◆ Task instructions ◆
Beneath this task is a listing; retype all of it exactly.

◆ Available data ◆
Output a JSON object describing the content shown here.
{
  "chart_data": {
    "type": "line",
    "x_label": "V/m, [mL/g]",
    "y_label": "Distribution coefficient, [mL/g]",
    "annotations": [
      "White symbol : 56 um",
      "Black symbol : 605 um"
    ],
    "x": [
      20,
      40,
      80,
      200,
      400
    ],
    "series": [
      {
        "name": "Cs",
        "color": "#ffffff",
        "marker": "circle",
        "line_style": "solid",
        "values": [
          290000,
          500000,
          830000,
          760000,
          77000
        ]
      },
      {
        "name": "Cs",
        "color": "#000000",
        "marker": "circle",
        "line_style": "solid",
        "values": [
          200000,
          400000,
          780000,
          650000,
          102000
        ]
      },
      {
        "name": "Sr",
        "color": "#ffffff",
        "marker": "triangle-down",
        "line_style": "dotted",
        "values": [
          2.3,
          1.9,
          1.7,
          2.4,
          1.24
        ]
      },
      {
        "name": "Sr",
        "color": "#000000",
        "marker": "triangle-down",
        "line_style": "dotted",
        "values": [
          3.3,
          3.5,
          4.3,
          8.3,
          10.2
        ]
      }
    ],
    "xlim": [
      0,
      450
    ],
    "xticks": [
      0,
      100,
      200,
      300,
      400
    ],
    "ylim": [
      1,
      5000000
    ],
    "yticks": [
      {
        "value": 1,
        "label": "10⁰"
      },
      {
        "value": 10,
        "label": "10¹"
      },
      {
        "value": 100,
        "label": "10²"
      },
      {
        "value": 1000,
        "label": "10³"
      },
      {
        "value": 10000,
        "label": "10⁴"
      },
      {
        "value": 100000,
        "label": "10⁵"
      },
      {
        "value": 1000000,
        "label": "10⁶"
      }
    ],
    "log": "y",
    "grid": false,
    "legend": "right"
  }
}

◆ Exercise response ◆
Output a JSON object describing the content shown here.
{
  "chart_data": {
    "type": "line",
    "x_label": "V/m, [mL/g]",
    "y_label": "Distribution coefficient, [mL/g]",
    "annotations": [
      "White symbol : 56 um",
      "Black symbol : 605 um"
    ],
    "x": [
      20,
      40,
      80,
      200,
      400
    ],
    "series": [
      {
        "name": "Cs",
        "color": "#ffffff",
        "marker": "circle",
        "line_style": "solid",
        "values": [
          290000,
          500000,
          830000,
          760000,
          77000
        ]
      },
      {
        "name": "Cs",
        "color": "#000000",
        "marker": "circle",
        "line_style": "solid",
        "values": [
          200000,
          400000,
          780000,
          650000,
          102000
        ]
      },
      {
        "name": "Sr",
        "color": "#ffffff",
        "marker": "triangle-down",
        "line_style": "dotted",
        "values": [
          2.3,
          1.9,
          1.7,
          2.4,
          1.24
        ]
      },
      {
        "name": "Sr",
        "color": "#000000",
        "marker": "triangle-down",
        "line_style": "dotted",
        "values": [
          3.3,
          3.5,
          4.3,
          8.3,
          10.2
        ]
      }
    ],
    "xlim": [
      0,
      450
    ],
    "xticks": [
      0,
      100,
      200,
      300,
      400
    ],
    "ylim": [
      1,
      5000000
    ],
    "yticks": [
      {
        "value": 1,
        "label": "10⁰"
      },
      {
        "value": 10,
        "label": "10¹"
      },
      {
        "value": 100,
        "label": "10²"
      },
      {
        "value": 1000,
        "label": "10³"
      },
      {
        "value": 10000,
        "label": "10⁴"
      },
      {
        "value": 100000,
        "label": "10⁵"
      },
      {
        "value": 1000000,
        "label": "10⁶"
      }
    ],
    "log": "y",
    "grid": false,
    "legend": "right"
  }
}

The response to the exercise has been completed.